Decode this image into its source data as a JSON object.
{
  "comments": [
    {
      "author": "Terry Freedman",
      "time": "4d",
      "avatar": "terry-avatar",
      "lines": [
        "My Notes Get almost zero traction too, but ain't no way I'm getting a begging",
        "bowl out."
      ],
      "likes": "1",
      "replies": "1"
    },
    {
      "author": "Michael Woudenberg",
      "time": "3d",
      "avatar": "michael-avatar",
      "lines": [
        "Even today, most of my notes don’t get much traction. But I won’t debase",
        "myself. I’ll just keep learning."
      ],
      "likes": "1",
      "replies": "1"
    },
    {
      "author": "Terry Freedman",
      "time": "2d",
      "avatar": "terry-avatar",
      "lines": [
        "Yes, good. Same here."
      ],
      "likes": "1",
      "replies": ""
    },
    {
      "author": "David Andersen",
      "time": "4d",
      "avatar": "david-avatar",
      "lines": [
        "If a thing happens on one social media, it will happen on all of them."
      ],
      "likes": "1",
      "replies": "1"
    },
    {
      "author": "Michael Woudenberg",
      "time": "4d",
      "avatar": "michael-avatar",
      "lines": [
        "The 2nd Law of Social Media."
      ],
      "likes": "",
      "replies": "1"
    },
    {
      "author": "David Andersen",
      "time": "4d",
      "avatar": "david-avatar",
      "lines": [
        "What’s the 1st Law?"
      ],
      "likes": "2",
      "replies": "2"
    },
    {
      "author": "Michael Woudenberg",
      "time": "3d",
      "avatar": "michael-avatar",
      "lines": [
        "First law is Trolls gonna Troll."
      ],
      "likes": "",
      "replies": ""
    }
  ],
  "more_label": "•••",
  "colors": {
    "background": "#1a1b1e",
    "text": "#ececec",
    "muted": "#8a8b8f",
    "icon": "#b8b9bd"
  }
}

_Exercise aim:_ From the listing above, reproduce all the lines exactly.

_Solution to this problem:_
Decode this image into its source data as a JSON object.
{
  "comments": [
    {
      "author": "Terry Freedman",
      "time": "4d",
      "avatar": "terry-avatar",
      "lines": [
        "My Notes Get almost zero traction too, but ain't no way I'm getting a begging",
        "bowl out."
      ],
      "likes": "1",
      "replies": "1"
    },
    {
      "author": "Michael Woudenberg",
      "time": "3d",
      "avatar": "michael-avatar",
      "lines": [
        "Even today, most of my notes don’t get much traction. But I won’t debase",
        "myself. I’ll just keep learning."
      ],
      "likes": "1",
      "replies": "1"
    },
    {
      "author": "Terry Freedman",
      "time": "2d",
      "avatar": "terry-avatar",
      "lines": [
        "Yes, good. Same here."
      ],
      "likes": "1",
      "replies": ""
    },
    {
      "author": "David Andersen",
      "time": "4d",
      "avatar": "david-avatar",
      "lines": [
        "If a thing happens on one social media, it will happen on all of them."
      ],
      "likes": "1",
      "replies": "1"
    },
    {
      "author": "Michael Woudenberg",
      "time": "4d",
      "avatar": "michael-avatar",
      "lines": [
        "The 2nd Law of Social Media."
      ],
      "likes": "",
      "replies": "1"
    },
    {
      "author": "David Andersen",
      "time": "4d",
      "avatar": "david-avatar",
      "lines": [
        "What’s the 1st Law?"
      ],
      "likes": "2",
      "replies": "2"
    },
    {
      "author": "Michael Woudenberg",
      "time": "3d",
      "avatar": "michael-avatar",
      "lines": [
        "First law is Trolls gonna Troll."
      ],
      "likes": "",
      "replies": ""
    }
  ],
  "more_label": "•••",
  "colors": {
    "background": "#1a1b1e",
    "text": "#ececec",
    "muted": "#8a8b8f",
    "icon": "#b8b9bd"
  }
}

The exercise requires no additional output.